▸ Selected extract:

────────────────────

Official Implementation of NeurIPS 2024 paper: "ReLIZO: Sample Reusable Linear Interpolation-based Zeroth-order Optimization"
This repository provides the base code for EasyNAS. The complete code will be coming soon.
Gradient estimation is critical in zeroth-order optimization methods, which aims to obtain the descent direction by sampling update directions and querying function evaluations. Extensive research has been conducted including smoothing and linear interpolation. The former methods smooth the objective function, causing a biased gradient estimation, while the latter often enjoys more accurate estimates, at the cost of large amounts of samples and queries at each iteration to update variables. This paper resorts to the linear interpolation strategy and proposes to reduce the complexity of gradient estimation by reusing queries in the prior iterations while maintaining the sample size unchanged. Specifically, we model the gradient estimation as a quadratically constrained linear program problem and manage to derive the analytical solution. It innovatively decouples the required sample size from the variable dimension without extra conditions required, making it able to leverage the queries in the prior iterations. Moreover, part of the intermediate variables that contribute to the gradient estimation can be directly indexed, significantly reducing the computation complexity. Experiments on both simulation functions and real scenarios (black-box adversarial attacks neural architecture search, and parameter-efficient fine-tuning for large language models), show its efficacy and efficiency.

────────────────────

Records from a collection:
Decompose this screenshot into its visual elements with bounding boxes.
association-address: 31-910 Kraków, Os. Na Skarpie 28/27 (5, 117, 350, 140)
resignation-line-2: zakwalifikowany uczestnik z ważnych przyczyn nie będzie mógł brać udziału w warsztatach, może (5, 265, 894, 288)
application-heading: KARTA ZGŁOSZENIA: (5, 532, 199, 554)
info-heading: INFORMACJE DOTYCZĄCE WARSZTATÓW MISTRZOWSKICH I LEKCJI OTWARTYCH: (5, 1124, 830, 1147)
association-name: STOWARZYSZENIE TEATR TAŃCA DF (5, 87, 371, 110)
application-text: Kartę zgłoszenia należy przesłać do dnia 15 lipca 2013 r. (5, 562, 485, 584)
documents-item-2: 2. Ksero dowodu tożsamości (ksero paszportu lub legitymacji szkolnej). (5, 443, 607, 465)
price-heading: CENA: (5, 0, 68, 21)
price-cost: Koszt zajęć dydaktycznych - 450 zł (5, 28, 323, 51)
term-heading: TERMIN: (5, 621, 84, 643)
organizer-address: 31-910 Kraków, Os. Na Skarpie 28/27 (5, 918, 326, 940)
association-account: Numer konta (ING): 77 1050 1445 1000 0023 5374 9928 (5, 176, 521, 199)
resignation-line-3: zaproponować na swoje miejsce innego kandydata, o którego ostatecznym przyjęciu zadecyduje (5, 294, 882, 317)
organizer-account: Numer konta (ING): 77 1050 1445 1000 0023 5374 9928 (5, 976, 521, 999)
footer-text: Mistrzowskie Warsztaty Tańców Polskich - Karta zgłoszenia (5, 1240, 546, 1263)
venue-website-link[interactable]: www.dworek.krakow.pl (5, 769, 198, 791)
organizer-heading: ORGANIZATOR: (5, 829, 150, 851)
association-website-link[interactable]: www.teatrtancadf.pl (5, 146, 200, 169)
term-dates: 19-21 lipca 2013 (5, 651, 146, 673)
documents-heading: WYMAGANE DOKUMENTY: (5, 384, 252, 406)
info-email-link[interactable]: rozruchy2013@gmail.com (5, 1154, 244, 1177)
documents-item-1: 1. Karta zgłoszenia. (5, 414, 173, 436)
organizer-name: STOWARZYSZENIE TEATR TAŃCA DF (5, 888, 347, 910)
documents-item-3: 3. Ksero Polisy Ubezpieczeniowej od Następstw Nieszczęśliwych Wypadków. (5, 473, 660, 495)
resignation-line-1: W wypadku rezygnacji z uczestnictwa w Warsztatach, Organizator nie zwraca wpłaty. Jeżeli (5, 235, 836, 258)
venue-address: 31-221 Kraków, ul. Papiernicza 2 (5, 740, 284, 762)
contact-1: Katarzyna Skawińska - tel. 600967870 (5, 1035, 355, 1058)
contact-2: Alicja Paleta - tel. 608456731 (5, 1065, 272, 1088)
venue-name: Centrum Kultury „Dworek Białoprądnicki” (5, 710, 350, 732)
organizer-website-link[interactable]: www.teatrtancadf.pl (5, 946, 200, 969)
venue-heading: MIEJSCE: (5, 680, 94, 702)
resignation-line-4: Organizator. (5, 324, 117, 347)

────────────────────

▸ Requirements:
• a. Repeat the passage of the zeroth-order optimization text that runs between "Official Implementation of" and "be coming soon.", inclusive, word for word.
• b. Reproduce the records word for word, from their first line through the line that contains "association-name: STOWARZYSZENIE TEATR", with both of those lines included.

▸ Solved tasks:
• a.
Official Implementation of NeurIPS 2024 paper: "ReLIZO: Sample Reusable Linear Interpolation-based Zeroth-order Optimization"
This repository provides the base code for EasyNAS. The complete code will be coming soon.

• b.
Decompose this screenshot into its visual elements with bounding boxes.
association-address: 31-910 Kraków, Os. Na Skarpie 28/27 (5, 117, 350, 140)
resignation-line-2: zakwalifikowany uczestnik z ważnych przyczyn nie będzie mógł brać udziału w warsztatach, może (5, 265, 894, 288)
application-heading: KARTA ZGŁOSZENIA: (5, 532, 199, 554)
info-heading: INFORMACJE DOTYCZĄCE WARSZTATÓW MISTRZOWSKICH I LEKCJI OTWARTYCH: (5, 1124, 830, 1147)
association-name: STOWARZYSZENIE TEATR TAŃCA DF (5, 87, 371, 110)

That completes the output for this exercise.